Items from a data source:
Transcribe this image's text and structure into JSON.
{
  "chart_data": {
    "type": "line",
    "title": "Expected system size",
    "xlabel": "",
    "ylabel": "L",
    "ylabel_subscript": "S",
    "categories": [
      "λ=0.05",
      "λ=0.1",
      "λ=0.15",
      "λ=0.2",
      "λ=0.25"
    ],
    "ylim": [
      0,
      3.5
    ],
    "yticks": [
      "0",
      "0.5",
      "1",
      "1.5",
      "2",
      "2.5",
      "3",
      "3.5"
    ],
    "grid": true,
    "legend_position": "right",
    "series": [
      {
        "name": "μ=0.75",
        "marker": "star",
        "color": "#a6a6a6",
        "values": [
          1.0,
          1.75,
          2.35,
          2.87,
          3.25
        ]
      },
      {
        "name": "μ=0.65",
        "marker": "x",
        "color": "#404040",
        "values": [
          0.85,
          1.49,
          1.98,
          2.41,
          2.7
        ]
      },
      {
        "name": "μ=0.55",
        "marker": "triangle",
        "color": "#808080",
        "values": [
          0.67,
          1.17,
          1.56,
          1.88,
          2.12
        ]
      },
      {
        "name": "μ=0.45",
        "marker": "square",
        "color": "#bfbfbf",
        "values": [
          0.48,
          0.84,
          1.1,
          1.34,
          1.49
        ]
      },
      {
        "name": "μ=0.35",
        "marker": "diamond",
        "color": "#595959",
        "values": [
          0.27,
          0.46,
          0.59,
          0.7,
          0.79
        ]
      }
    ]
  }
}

**WRITTEN TASK:** Transcribe the entire listing above precisely.

**REPLY:**
Transcribe this image's text and structure into JSON.
{
  "chart_data": {
    "type": "line",
    "title": "Expected system size",
    "xlabel": "",
    "ylabel": "L",
    "ylabel_subscript": "S",
    "categories": [
      "λ=0.05",
      "λ=0.1",
      "λ=0.15",
      "λ=0.2",
      "λ=0.25"
    ],
    "ylim": [
      0,
      3.5
    ],
    "yticks": [
      "0",
      "0.5",
      "1",
      "1.5",
      "2",
      "2.5",
      "3",
      "3.5"
    ],
    "grid": true,
    "legend_position": "right",
    "series": [
      {
        "name": "μ=0.75",
        "marker": "star",
        "color": "#a6a6a6",
        "values": [
          1.0,
          1.75,
          2.35,
          2.87,
          3.25
        ]
      },
      {
        "name": "μ=0.65",
        "marker": "x",
        "color": "#404040",
        "values": [
          0.85,
          1.49,
          1.98,
          2.41,
          2.7
        ]
      },
      {
        "name": "μ=0.55",
        "marker": "triangle",
        "color": "#808080",
        "values": [
          0.67,
          1.17,
          1.56,
          1.88,
          2.12
        ]
      },
      {
        "name": "μ=0.45",
        "marker": "square",
        "color": "#bfbfbf",
        "values": [
          0.48,
          0.84,
          1.1,
          1.34,
          1.49
        ]
      },
      {
        "name": "μ=0.35",
        "marker": "diamond",
        "color": "#595959",
        "values": [
          0.27,
          0.46,
          0.59,
          0.7,
          0.79
        ]
      }
    ]
  }
}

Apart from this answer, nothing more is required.